What to produce: Where does the string "makanan" appear in the records? Copy every line that contains it.
-------
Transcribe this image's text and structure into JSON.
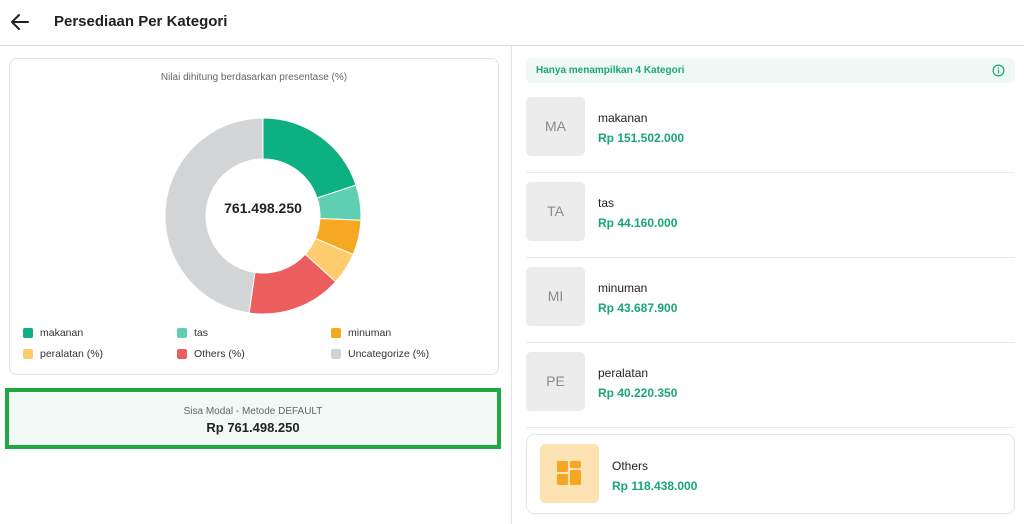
{
  "header": {
    "title": "Persediaan Per Kategori",
    "back_icon": "arrow-left-icon"
  },
  "chart_card": {
    "note": "Nilai dihitung berdasarkan presentase (%)",
    "center_value": "761.498.250"
  },
  "chart_data": {
    "type": "pie",
    "categories": [
      "makanan",
      "tas",
      "minuman",
      "peralatan (%)",
      "Others (%)",
      "Uncategorize (%)"
    ],
    "values": [
      151502000,
      44160000,
      43687900,
      40220350,
      118438000,
      363490000
    ],
    "colors": [
      "#0db081",
      "#5ecfb0",
      "#f6a823",
      "#fdcc6c",
      "#ec5e5e",
      "#d3d4d6"
    ],
    "title": "Nilai dihitung berdasarkan presentase (%)",
    "legend_position": "bottom"
  },
  "legend": [
    {
      "label": "makanan",
      "color": "#0db081"
    },
    {
      "label": "tas",
      "color": "#5ecfb0"
    },
    {
      "label": "minuman",
      "color": "#f6a823"
    },
    {
      "label": "peralatan (%)",
      "color": "#fdcc6c"
    },
    {
      "label": "Others (%)",
      "color": "#ec5e5e"
    },
    {
      "label": "Uncategorize (%)",
      "color": "#d3d4d6"
    }
  ],
  "modal": {
    "label": "Sisa Modal - Metode DEFAULT",
    "value": "Rp 761.498.250"
  },
  "banner": {
    "text": "Hanya menampilkan 4 Kategori",
    "icon": "info-icon"
  },
  "categories": [
    {
      "initials": "MA",
      "name": "makanan",
      "amount": "Rp 151.502.000"
    },
    {
      "initials": "TA",
      "name": "tas",
      "amount": "Rp 44.160.000"
    },
    {
      "initials": "MI",
      "name": "minuman",
      "amount": "Rp 43.687.900"
    },
    {
      "initials": "PE",
      "name": "peralatan",
      "amount": "Rp 40.220.350"
    }
  ],
  "others": {
    "name": "Others",
    "amount": "Rp 118.438.000",
    "icon": "grid-blocks-icon"
  }
}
-------
Result of this exercise:
      "makanan",
      "label": "makanan",
      "name": "makanan",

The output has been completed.